§ **Problem requirements**:
Pick out the lines below with "image" and list them.

§ **Material shown**:

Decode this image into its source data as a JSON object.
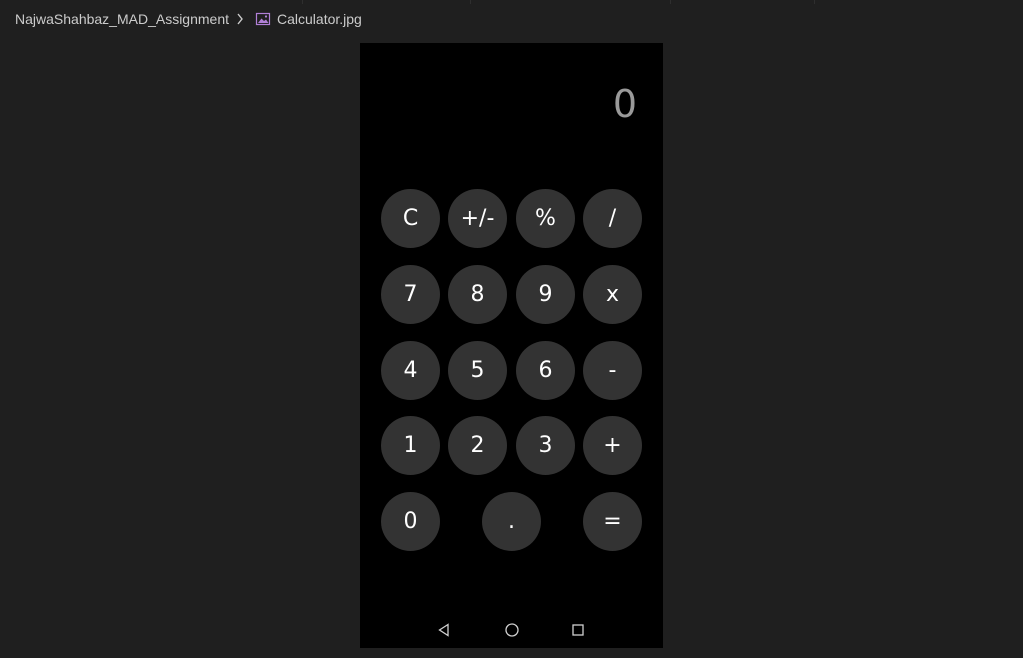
{
  "breadcrumb": {
    "folder": "NajwaShahbaz_MAD_Assignment",
    "file": "Calculator.jpg"
  },
  "icons": {
    "separator": "chevron-right-icon",
    "file": "image-file-icon",
    "nav_back": "triangle-back-icon",
    "nav_home": "circle-home-icon",
    "nav_recent": "square-recents-icon"
  },
  "colors": {
    "editor_bg": "#1f1f1f",
    "phone_bg": "#000000",
    "button_bg": "#333333",
    "button_text": "#ffffff",
    "display_text": "#9a9a9a",
    "file_icon": "#b180d7"
  },
  "calculator": {
    "display": "0",
    "buttons": {
      "clear": "C",
      "sign": "+/-",
      "percent": "%",
      "divide": "/",
      "seven": "7",
      "eight": "8",
      "nine": "9",
      "multiply": "x",
      "four": "4",
      "five": "5",
      "six": "6",
      "subtract": "-",
      "one": "1",
      "two": "2",
      "three": "3",
      "add": "+",
      "zero": "0",
      "decimal": ".",
      "equals": "="
    }
  }
}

§ **Worked solution**:
Decode this image into its source data as a JSON object.
    "file": "image-file-icon",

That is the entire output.